>> BEGIN Material for this exercise
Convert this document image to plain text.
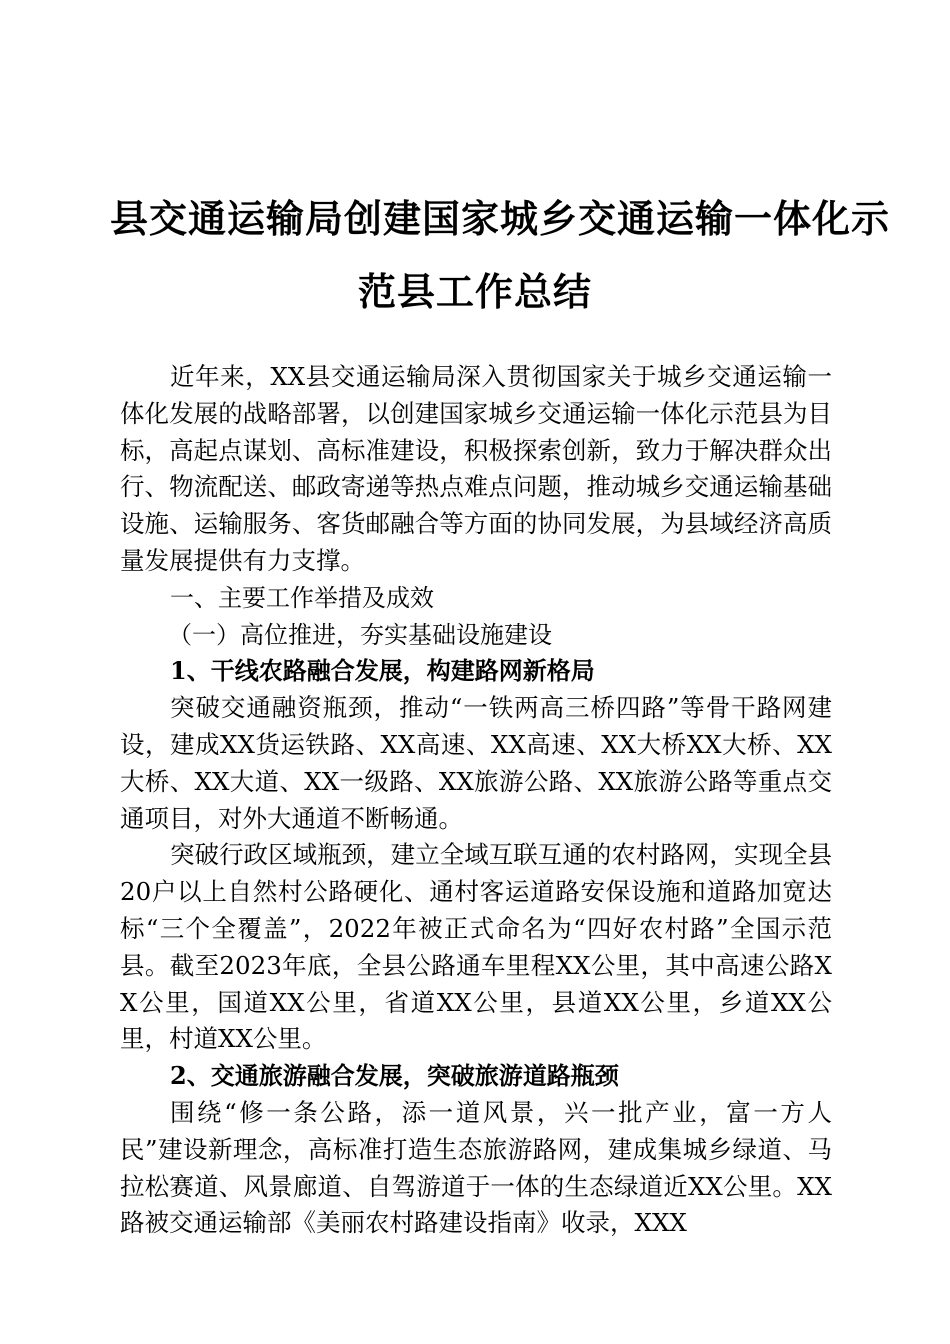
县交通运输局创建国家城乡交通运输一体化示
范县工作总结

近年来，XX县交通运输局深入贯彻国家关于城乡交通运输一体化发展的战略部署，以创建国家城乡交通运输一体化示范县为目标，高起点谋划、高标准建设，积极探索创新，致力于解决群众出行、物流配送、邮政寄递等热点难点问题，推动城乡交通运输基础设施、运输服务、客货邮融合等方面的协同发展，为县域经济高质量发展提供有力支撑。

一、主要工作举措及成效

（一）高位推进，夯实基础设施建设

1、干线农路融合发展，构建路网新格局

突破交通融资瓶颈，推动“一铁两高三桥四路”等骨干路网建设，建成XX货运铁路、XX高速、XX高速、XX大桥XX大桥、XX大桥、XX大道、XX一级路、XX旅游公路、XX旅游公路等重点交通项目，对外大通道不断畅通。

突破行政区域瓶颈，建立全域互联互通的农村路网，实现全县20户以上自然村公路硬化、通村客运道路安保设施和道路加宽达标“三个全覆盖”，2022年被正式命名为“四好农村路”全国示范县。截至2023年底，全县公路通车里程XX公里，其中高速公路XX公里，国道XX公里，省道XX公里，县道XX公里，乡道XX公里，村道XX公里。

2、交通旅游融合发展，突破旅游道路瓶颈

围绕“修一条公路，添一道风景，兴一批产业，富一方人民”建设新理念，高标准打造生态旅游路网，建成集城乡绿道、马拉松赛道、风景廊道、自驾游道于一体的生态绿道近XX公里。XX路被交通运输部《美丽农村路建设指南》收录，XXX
>> END Material for this exercise
== Problem statement ==
Working from the material above, transcribe it exactly while omitting pictures.

== Exercise answer ==
Convert this document image to plain text.
县交通运输局创建国家城乡交通运输一体化示
范县工作总结

近年来，XX县交通运输局深入贯彻国家关于城乡交通运输一体化发展的战略部署，以创建国家城乡交通运输一体化示范县为目标，高起点谋划、高标准建设，积极探索创新，致力于解决群众出行、物流配送、邮政寄递等热点难点问题，推动城乡交通运输基础设施、运输服务、客货邮融合等方面的协同发展，为县域经济高质量发展提供有力支撑。

一、主要工作举措及成效

（一）高位推进，夯实基础设施建设

1、干线农路融合发展，构建路网新格局

突破交通融资瓶颈，推动“一铁两高三桥四路”等骨干路网建设，建成XX货运铁路、XX高速、XX高速、XX大桥XX大桥、XX大桥、XX大道、XX一级路、XX旅游公路、XX旅游公路等重点交通项目，对外大通道不断畅通。

突破行政区域瓶颈，建立全域互联互通的农村路网，实现全县20户以上自然村公路硬化、通村客运道路安保设施和道路加宽达标“三个全覆盖”，2022年被正式命名为“四好农村路”全国示范县。截至2023年底，全县公路通车里程XX公里，其中高速公路XX公里，国道XX公里，省道XX公里，县道XX公里，乡道XX公里，村道XX公里。

2、交通旅游融合发展，突破旅游道路瓶颈

围绕“修一条公路，添一道风景，兴一批产业，富一方人民”建设新理念，高标准打造生态旅游路网，建成集城乡绿道、马拉松赛道、风景廊道、自驾游道于一体的生态绿道近XX公里。XX路被交通运输部《美丽农村路建设指南》收录，XXX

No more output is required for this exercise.